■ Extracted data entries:
....

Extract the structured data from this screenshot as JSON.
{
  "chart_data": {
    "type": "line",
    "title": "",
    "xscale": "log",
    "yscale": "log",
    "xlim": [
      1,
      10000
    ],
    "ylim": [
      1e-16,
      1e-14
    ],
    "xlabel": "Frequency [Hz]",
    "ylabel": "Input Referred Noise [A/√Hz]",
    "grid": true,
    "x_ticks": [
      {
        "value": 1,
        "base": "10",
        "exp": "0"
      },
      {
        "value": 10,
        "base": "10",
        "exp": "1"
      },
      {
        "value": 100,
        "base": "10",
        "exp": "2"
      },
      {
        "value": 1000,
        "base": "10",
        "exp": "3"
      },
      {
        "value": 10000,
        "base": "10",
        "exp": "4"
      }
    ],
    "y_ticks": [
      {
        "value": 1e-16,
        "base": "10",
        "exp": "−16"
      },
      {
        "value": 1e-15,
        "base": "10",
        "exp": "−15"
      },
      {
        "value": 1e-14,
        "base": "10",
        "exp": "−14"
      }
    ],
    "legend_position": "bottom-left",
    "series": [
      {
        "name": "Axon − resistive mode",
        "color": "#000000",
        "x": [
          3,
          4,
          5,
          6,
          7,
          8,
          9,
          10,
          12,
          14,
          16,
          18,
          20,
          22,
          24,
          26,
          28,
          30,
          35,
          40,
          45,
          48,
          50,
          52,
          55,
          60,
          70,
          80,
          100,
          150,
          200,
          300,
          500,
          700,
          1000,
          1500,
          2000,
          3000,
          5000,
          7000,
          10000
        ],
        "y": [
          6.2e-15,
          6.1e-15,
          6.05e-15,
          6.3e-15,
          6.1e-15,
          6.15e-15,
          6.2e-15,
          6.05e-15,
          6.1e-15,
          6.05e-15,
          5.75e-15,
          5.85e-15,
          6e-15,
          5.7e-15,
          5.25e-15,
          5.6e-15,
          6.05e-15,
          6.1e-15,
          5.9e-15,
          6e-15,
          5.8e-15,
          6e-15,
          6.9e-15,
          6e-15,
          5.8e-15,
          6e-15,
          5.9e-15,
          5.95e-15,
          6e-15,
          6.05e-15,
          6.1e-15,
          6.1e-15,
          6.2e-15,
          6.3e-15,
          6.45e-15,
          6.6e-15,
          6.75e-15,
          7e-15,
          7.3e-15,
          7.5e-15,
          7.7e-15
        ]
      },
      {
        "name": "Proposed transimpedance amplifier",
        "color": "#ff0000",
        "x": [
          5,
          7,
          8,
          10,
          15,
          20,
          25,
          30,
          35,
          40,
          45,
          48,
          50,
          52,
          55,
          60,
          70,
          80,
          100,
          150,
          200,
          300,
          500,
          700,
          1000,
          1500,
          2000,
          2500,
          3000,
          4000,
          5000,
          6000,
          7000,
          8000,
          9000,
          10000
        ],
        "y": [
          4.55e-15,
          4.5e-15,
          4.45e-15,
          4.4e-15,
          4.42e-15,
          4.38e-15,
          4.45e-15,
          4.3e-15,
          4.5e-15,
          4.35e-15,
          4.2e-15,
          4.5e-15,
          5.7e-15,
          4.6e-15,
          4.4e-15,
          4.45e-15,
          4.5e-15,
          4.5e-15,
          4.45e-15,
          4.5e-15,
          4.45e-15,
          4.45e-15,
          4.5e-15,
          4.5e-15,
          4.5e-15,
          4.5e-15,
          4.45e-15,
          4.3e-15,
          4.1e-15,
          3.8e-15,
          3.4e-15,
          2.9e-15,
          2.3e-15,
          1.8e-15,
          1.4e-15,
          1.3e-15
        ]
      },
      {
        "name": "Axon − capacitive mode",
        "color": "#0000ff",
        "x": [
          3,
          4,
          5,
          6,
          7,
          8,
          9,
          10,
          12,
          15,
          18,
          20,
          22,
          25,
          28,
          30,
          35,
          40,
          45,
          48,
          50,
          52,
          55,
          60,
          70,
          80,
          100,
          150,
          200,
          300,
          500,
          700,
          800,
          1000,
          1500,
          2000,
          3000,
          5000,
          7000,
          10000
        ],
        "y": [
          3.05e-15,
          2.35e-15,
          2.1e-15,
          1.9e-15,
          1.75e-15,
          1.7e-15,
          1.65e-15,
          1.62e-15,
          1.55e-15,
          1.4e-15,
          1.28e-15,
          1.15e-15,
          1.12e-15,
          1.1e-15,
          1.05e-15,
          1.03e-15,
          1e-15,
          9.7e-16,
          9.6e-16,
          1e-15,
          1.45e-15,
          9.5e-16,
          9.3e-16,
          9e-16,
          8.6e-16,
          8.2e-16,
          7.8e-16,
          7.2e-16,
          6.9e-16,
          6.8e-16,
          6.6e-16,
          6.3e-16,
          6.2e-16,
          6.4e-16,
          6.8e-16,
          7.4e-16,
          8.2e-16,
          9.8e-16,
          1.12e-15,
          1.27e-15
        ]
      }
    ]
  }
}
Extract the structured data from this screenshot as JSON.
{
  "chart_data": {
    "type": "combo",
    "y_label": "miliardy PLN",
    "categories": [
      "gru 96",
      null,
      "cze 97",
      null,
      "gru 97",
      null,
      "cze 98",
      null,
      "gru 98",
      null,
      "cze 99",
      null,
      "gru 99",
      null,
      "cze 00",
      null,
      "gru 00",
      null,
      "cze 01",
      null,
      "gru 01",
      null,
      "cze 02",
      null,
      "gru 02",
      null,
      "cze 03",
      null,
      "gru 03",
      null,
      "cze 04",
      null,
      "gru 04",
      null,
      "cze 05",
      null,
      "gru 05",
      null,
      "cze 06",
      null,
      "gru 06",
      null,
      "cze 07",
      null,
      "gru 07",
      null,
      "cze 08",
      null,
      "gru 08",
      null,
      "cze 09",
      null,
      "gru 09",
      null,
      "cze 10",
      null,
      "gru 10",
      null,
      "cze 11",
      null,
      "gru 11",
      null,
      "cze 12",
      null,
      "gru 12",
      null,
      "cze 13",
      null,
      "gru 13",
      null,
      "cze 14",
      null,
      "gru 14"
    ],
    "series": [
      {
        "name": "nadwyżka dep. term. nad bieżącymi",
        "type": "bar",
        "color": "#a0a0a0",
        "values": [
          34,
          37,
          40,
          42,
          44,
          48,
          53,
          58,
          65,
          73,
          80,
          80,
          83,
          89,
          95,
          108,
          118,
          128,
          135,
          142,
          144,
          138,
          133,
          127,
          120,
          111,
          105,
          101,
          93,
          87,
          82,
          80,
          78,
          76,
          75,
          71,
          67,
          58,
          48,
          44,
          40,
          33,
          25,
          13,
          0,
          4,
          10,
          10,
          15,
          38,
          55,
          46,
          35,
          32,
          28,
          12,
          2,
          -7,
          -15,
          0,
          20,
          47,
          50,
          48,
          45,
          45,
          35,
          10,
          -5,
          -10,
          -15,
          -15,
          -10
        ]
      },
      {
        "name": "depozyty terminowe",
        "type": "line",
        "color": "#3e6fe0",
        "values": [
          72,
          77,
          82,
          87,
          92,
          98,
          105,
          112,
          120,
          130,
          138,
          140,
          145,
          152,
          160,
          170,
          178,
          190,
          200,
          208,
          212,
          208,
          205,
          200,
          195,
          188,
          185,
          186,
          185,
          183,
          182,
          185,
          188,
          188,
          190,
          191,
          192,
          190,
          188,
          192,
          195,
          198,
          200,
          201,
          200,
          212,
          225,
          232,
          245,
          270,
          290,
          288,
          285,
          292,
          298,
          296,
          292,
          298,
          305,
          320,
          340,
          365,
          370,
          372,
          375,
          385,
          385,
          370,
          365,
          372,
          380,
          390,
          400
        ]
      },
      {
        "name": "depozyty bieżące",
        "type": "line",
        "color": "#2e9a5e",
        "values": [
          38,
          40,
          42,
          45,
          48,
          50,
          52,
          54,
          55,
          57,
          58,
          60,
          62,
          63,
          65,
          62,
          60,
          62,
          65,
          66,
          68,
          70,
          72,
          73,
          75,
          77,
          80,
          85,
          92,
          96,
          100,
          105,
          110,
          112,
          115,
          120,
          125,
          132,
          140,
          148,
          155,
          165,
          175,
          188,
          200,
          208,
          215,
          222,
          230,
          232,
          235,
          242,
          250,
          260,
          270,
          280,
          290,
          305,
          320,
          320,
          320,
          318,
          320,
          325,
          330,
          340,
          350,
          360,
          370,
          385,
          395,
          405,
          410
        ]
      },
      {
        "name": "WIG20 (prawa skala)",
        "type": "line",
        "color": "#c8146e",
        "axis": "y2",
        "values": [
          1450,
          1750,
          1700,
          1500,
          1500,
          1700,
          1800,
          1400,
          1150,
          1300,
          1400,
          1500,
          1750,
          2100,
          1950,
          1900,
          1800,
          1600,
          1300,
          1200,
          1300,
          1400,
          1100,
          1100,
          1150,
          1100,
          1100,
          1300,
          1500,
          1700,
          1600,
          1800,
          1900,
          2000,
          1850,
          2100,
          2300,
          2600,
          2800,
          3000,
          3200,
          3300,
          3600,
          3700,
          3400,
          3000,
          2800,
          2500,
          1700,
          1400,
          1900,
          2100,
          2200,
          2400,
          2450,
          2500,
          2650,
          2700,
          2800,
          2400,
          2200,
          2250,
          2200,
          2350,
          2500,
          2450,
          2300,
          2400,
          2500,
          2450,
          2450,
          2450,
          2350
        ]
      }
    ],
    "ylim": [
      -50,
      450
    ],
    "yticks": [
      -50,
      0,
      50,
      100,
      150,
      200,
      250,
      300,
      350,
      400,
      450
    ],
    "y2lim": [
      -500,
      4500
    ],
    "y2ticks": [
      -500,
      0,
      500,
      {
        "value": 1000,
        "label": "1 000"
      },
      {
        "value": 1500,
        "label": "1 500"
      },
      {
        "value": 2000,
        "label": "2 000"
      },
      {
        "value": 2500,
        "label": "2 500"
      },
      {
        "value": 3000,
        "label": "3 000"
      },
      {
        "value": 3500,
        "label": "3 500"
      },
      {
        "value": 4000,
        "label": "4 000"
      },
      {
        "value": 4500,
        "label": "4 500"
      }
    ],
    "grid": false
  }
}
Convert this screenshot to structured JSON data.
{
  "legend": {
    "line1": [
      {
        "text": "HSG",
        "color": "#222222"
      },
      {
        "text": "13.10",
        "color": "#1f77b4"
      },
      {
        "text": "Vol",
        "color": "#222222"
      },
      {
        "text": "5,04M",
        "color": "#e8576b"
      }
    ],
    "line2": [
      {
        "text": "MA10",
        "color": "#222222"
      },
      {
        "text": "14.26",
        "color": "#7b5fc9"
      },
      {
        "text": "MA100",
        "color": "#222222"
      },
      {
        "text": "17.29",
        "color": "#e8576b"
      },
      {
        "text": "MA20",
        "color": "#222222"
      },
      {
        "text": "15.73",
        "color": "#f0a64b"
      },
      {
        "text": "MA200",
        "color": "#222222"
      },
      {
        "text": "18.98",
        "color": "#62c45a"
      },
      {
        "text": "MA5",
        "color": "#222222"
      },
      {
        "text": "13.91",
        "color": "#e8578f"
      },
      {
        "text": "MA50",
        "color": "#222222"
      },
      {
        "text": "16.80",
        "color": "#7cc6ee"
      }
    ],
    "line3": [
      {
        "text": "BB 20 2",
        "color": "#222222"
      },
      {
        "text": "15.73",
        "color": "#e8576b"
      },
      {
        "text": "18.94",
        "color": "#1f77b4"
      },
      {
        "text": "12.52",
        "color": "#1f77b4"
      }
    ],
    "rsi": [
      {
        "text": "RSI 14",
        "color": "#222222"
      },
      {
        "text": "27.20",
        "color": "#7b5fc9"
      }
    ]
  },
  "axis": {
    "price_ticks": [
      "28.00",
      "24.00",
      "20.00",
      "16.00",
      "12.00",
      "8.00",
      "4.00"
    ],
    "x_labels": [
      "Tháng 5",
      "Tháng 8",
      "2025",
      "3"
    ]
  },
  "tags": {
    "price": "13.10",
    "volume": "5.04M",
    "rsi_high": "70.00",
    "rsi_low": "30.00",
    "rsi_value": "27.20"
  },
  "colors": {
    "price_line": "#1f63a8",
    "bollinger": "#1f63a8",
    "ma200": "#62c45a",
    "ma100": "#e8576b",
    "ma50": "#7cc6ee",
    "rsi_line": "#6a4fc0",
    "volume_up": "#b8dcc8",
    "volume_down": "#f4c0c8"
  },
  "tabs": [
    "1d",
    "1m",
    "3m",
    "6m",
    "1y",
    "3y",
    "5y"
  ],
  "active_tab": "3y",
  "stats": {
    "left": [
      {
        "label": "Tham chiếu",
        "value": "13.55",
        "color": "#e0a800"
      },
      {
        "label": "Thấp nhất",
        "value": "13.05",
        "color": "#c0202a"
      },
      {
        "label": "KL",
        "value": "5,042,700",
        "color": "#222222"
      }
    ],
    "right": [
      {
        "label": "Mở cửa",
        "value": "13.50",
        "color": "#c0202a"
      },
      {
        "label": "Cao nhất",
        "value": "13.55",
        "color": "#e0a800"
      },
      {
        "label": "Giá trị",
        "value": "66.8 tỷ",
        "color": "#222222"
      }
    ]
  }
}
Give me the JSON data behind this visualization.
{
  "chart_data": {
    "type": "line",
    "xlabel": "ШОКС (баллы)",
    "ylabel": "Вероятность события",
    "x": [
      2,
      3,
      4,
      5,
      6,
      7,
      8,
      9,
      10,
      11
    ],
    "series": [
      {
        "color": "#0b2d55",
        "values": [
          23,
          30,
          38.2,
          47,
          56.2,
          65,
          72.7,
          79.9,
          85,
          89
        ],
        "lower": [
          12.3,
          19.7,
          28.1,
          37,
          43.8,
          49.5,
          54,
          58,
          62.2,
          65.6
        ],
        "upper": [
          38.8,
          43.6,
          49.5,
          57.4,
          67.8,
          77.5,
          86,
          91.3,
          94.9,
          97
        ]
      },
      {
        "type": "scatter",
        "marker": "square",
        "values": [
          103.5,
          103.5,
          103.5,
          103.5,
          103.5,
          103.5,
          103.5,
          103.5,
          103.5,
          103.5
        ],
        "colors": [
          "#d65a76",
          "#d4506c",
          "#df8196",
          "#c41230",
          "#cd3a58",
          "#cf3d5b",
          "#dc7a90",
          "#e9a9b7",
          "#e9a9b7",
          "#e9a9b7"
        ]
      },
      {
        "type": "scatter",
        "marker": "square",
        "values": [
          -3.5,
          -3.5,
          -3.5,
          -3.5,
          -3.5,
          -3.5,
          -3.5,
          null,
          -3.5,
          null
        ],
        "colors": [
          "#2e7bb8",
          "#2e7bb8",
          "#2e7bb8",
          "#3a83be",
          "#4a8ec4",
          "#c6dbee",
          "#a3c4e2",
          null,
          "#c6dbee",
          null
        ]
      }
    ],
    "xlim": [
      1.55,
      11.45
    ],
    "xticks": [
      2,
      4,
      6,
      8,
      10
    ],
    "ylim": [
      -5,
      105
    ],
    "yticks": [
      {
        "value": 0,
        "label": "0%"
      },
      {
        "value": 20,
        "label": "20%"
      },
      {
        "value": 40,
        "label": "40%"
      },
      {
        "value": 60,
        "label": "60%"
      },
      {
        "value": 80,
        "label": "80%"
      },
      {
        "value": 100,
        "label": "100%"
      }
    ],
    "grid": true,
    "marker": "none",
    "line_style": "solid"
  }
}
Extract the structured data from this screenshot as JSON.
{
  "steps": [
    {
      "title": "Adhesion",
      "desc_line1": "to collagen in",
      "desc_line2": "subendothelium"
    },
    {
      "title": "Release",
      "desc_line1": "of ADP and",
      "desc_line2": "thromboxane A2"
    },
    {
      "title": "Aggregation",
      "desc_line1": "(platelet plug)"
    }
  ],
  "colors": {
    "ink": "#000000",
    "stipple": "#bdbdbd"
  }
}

....

Work out how many lines of the data above contain the string "title" and give the number alone.

■ Answer below: 4